# Start of Exercise data

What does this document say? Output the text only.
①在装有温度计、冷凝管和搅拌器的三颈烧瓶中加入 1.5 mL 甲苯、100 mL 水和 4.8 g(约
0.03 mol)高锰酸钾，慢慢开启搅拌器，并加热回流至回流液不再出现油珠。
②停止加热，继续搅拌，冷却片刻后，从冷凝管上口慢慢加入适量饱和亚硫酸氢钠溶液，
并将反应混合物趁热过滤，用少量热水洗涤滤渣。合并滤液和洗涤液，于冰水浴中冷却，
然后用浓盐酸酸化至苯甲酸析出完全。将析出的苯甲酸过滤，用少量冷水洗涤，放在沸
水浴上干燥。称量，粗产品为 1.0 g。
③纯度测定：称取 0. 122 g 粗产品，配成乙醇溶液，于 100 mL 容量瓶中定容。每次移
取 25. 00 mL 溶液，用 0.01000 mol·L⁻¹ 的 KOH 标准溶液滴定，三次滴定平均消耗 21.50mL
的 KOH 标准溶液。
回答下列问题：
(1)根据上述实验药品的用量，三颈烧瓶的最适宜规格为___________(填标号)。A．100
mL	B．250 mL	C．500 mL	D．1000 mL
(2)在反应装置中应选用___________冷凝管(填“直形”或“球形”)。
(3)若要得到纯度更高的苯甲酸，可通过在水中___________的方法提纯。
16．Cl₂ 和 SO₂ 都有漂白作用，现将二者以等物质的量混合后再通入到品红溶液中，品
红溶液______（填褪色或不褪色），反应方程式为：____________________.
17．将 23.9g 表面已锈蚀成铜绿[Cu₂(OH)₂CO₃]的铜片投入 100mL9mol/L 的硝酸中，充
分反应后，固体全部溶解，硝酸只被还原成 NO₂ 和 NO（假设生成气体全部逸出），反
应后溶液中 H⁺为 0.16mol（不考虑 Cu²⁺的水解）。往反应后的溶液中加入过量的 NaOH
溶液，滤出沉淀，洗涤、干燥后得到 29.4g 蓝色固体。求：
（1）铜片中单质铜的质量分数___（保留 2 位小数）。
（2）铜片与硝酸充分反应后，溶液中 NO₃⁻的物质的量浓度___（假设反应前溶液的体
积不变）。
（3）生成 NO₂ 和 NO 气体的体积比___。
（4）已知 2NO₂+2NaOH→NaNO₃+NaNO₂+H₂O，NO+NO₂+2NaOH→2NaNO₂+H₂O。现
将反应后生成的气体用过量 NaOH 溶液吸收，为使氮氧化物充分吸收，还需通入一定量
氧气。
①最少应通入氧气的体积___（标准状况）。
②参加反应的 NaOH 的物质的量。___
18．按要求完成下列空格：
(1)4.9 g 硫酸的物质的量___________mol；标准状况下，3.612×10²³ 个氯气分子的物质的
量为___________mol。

# End of Exercise data

• [What you are asked to do]: Copy every line exactly. Leave nothing out.

• [Full solution]:
What does this document say? Output the text only.
①在装有温度计、冷凝管和搅拌器的三颈烧瓶中加入 1.5 mL 甲苯、100 mL 水和 4.8 g(约
0.03 mol)高锰酸钾，慢慢开启搅拌器，并加热回流至回流液不再出现油珠。
②停止加热，继续搅拌，冷却片刻后，从冷凝管上口慢慢加入适量饱和亚硫酸氢钠溶液，
并将反应混合物趁热过滤，用少量热水洗涤滤渣。合并滤液和洗涤液，于冰水浴中冷却，
然后用浓盐酸酸化至苯甲酸析出完全。将析出的苯甲酸过滤，用少量冷水洗涤，放在沸
水浴上干燥。称量，粗产品为 1.0 g。
③纯度测定：称取 0. 122 g 粗产品，配成乙醇溶液，于 100 mL 容量瓶中定容。每次移
取 25. 00 mL 溶液，用 0.01000 mol·L⁻¹ 的 KOH 标准溶液滴定，三次滴定平均消耗 21.50mL
的 KOH 标准溶液。
回答下列问题：
(1)根据上述实验药品的用量，三颈烧瓶的最适宜规格为___________(填标号)。A．100
mL	B．250 mL	C．500 mL	D．1000 mL
(2)在反应装置中应选用___________冷凝管(填“直形”或“球形”)。
(3)若要得到纯度更高的苯甲酸，可通过在水中___________的方法提纯。
16．Cl₂ 和 SO₂ 都有漂白作用，现将二者以等物质的量混合后再通入到品红溶液中，品
红溶液______（填褪色或不褪色），反应方程式为：____________________.
17．将 23.9g 表面已锈蚀成铜绿[Cu₂(OH)₂CO₃]的铜片投入 100mL9mol/L 的硝酸中，充
分反应后，固体全部溶解，硝酸只被还原成 NO₂ 和 NO（假设生成气体全部逸出），反
应后溶液中 H⁺为 0.16mol（不考虑 Cu²⁺的水解）。往反应后的溶液中加入过量的 NaOH
溶液，滤出沉淀，洗涤、干燥后得到 29.4g 蓝色固体。求：
（1）铜片中单质铜的质量分数___（保留 2 位小数）。
（2）铜片与硝酸充分反应后，溶液中 NO₃⁻的物质的量浓度___（假设反应前溶液的体
积不变）。
（3）生成 NO₂ 和 NO 气体的体积比___。
（4）已知 2NO₂+2NaOH→NaNO₃+NaNO₂+H₂O，NO+NO₂+2NaOH→2NaNO₂+H₂O。现
将反应后生成的气体用过量 NaOH 溶液吸收，为使氮氧化物充分吸收，还需通入一定量
氧气。
①最少应通入氧气的体积___（标准状况）。
②参加反应的 NaOH 的物质的量。___
18．按要求完成下列空格：
(1)4.9 g 硫酸的物质的量___________mol；标准状况下，3.612×10²³ 个氯气分子的物质的
量为___________mol。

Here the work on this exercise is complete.